-- BEGIN MATERIAL --

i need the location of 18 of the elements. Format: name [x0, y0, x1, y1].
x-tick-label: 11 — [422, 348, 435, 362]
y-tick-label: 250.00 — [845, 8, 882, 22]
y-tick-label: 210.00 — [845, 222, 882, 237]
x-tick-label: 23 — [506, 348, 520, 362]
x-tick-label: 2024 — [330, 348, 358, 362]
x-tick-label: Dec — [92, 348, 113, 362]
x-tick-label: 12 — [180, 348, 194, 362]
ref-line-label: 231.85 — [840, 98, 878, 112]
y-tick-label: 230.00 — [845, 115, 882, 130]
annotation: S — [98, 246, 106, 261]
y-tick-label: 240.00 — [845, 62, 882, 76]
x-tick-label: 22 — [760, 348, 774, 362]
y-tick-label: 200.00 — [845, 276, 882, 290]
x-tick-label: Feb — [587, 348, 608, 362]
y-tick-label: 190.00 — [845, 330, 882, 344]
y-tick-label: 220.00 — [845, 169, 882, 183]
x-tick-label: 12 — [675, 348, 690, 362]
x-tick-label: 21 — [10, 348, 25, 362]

-- END MATERIAL --

** TASK INSTRUCTIONS **
Convert the material above into a JSON list of strings, with each line as one string and blank lines omitted.

** WRITTEN SOLUTION **
[
  "i need the location of 18 of the elements. Format: name [x0, y0, x1, y1].",
  "x-tick-label: 11 — [422, 348, 435, 362]",
  "y-tick-label: 250.00 — [845, 8, 882, 22]",
  "y-tick-label: 210.00 — [845, 222, 882, 237]",
  "x-tick-label: 23 — [506, 348, 520, 362]",
  "x-tick-label: 2024 — [330, 348, 358, 362]",
  "x-tick-label: Dec — [92, 348, 113, 362]",
  "x-tick-label: 12 — [180, 348, 194, 362]",
  "ref-line-label: 231.85 — [840, 98, 878, 112]",
  "y-tick-label: 230.00 — [845, 115, 882, 130]",
  "annotation: S — [98, 246, 106, 261]",
  "y-tick-label: 240.00 — [845, 62, 882, 76]",
  "x-tick-label: 22 — [760, 348, 774, 362]",
  "y-tick-label: 200.00 — [845, 276, 882, 290]",
  "x-tick-label: Feb — [587, 348, 608, 362]",
  "y-tick-label: 190.00 — [845, 330, 882, 344]",
  "y-tick-label: 220.00 — [845, 169, 882, 183]",
  "x-tick-label: 12 — [675, 348, 690, 362]",
  "x-tick-label: 21 — [10, 348, 25, 362]"
]